Stored items
·····
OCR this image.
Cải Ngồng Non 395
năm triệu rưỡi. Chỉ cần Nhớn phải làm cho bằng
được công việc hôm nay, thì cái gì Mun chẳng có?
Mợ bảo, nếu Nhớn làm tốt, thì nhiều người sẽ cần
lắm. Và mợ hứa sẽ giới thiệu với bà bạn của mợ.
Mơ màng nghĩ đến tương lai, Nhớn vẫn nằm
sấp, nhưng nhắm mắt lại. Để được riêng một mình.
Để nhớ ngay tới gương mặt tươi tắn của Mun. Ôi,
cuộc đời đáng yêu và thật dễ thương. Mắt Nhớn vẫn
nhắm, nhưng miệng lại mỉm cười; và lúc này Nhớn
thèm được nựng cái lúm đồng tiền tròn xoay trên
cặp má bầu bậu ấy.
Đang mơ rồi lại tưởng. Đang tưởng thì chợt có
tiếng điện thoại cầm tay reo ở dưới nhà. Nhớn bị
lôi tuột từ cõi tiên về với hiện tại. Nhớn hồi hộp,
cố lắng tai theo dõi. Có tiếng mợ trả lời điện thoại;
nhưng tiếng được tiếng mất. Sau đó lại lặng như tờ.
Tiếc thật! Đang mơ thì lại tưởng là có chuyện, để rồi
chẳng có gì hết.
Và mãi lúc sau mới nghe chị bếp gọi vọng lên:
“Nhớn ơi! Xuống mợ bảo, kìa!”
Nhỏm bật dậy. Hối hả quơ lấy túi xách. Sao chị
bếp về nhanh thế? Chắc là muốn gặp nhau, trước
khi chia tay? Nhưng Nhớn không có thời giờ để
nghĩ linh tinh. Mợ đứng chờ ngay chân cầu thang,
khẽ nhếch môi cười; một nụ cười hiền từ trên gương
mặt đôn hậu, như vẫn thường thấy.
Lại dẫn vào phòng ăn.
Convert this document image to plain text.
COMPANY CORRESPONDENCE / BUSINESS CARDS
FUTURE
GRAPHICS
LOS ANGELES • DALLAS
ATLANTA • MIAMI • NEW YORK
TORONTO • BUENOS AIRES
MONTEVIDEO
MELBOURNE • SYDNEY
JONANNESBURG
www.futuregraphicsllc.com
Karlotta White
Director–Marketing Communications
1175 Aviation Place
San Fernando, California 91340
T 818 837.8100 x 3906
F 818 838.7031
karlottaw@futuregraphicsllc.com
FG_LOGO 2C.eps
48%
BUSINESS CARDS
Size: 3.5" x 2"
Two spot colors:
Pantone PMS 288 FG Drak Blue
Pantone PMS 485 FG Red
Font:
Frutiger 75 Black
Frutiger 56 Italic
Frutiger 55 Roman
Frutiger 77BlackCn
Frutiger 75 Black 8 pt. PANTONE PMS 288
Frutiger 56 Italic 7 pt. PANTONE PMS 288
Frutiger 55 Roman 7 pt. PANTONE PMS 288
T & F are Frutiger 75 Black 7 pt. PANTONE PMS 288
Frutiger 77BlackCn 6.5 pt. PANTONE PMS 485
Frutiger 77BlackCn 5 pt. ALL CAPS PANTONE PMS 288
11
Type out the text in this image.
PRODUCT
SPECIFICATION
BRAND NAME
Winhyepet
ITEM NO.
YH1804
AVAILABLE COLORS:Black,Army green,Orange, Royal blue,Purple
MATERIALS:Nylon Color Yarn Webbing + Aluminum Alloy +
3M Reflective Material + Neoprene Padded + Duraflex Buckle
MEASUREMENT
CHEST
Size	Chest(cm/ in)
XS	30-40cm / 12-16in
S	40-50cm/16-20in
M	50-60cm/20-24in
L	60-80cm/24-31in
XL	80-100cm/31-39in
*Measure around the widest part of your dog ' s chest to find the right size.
·····
Task instructions: Find each line that has the word "chẳng", then copy it out.

Expected output:
được công việc hôm nay, thì cái gì Mun chẳng có?
chẳng có gì hết.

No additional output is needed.